-- Start Record excerpts --

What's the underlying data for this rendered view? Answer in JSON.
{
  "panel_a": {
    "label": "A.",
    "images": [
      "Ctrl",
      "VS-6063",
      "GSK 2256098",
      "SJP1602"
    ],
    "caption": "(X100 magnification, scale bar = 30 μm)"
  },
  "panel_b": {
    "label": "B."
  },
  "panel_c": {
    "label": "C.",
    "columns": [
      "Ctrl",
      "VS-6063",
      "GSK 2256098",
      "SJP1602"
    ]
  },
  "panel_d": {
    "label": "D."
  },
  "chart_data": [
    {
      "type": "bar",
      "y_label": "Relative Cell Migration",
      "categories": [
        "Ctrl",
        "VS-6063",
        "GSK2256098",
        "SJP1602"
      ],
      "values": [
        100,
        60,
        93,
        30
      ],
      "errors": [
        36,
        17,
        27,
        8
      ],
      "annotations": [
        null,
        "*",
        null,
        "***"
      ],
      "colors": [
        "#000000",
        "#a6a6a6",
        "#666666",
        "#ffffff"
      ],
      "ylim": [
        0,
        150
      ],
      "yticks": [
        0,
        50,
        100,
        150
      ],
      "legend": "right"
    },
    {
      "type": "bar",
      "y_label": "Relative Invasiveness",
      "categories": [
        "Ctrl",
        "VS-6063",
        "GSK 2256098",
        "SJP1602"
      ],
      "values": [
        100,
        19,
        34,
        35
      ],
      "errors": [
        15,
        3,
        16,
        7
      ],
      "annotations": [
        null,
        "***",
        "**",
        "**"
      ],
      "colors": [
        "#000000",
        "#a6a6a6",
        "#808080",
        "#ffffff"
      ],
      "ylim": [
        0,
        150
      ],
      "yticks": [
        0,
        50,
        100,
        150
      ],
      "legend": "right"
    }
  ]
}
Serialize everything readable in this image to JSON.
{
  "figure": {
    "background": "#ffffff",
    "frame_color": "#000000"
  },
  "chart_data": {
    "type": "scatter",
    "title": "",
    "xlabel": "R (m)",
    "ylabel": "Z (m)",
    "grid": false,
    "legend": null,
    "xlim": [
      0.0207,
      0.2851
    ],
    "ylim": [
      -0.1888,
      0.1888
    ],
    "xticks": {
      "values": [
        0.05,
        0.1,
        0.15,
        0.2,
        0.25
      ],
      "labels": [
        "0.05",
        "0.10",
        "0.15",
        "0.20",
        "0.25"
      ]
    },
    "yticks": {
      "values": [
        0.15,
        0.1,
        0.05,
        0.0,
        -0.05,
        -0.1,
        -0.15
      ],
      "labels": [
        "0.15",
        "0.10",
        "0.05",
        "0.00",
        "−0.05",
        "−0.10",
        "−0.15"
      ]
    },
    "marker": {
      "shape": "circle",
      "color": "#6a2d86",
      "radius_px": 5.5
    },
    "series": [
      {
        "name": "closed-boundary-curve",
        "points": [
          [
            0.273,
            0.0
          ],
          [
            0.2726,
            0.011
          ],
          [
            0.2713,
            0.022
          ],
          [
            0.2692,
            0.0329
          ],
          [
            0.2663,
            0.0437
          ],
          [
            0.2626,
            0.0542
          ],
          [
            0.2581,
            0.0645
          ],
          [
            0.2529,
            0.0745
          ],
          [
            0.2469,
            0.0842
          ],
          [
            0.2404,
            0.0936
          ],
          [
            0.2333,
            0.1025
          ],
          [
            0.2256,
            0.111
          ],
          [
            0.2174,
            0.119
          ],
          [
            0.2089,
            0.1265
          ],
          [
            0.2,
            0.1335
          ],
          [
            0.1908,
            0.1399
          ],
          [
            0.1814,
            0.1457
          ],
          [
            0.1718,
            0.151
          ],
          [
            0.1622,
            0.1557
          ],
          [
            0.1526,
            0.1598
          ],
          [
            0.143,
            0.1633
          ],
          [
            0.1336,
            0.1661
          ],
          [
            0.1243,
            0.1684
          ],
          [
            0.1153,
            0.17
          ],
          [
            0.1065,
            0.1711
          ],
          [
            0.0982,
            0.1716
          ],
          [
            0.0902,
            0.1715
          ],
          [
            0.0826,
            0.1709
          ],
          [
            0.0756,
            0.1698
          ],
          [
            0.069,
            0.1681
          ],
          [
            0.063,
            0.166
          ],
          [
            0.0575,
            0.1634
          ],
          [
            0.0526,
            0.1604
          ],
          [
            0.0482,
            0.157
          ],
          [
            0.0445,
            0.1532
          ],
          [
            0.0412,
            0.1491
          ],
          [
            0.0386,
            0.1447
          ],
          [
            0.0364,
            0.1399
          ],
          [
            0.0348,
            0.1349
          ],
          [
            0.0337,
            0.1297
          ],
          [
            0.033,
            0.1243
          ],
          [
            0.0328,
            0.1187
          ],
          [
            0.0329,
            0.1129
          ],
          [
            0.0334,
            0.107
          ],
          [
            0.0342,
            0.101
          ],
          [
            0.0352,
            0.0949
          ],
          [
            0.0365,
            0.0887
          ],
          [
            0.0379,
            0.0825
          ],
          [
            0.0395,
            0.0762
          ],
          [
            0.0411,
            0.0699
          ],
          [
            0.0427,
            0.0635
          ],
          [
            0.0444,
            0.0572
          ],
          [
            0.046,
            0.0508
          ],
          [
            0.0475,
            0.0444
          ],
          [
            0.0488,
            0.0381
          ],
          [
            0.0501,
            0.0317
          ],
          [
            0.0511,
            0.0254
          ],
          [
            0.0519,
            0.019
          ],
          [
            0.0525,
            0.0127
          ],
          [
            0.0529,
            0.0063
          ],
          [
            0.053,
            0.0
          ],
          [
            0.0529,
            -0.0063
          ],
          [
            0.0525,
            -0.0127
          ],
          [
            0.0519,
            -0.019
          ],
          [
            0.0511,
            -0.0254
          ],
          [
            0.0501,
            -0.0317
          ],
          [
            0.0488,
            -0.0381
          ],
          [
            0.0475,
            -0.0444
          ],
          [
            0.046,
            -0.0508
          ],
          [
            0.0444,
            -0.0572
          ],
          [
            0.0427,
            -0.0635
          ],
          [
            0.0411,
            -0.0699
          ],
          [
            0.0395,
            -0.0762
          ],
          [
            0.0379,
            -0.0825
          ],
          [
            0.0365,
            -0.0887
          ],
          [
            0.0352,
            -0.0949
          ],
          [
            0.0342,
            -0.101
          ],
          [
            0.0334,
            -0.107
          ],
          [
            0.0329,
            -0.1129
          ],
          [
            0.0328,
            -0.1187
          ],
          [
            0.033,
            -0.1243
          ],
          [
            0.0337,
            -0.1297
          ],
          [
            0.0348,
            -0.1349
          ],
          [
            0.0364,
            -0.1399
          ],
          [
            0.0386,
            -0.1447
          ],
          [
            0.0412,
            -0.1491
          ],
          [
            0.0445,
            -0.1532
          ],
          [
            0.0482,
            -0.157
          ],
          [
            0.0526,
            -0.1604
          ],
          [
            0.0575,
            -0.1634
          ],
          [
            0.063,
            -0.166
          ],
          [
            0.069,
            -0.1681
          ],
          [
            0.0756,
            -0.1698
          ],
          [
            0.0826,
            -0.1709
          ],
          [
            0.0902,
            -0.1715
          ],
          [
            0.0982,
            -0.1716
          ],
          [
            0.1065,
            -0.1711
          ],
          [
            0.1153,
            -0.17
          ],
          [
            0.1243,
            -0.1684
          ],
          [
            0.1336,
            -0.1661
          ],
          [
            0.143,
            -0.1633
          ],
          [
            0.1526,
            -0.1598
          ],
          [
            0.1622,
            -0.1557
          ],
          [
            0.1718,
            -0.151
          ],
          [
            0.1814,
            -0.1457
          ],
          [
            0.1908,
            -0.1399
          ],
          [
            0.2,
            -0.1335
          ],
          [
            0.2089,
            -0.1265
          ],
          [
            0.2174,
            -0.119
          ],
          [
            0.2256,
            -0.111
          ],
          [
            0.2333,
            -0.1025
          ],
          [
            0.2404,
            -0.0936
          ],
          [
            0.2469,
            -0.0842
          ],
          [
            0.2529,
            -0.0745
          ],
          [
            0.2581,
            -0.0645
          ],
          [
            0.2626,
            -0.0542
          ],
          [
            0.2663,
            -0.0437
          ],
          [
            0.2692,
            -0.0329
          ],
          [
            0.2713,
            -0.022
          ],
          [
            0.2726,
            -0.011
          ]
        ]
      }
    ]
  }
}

-- End Record excerpts --

Task -
Across the data above, how many lines include the word "JSON"? Give only the count.

The response -
2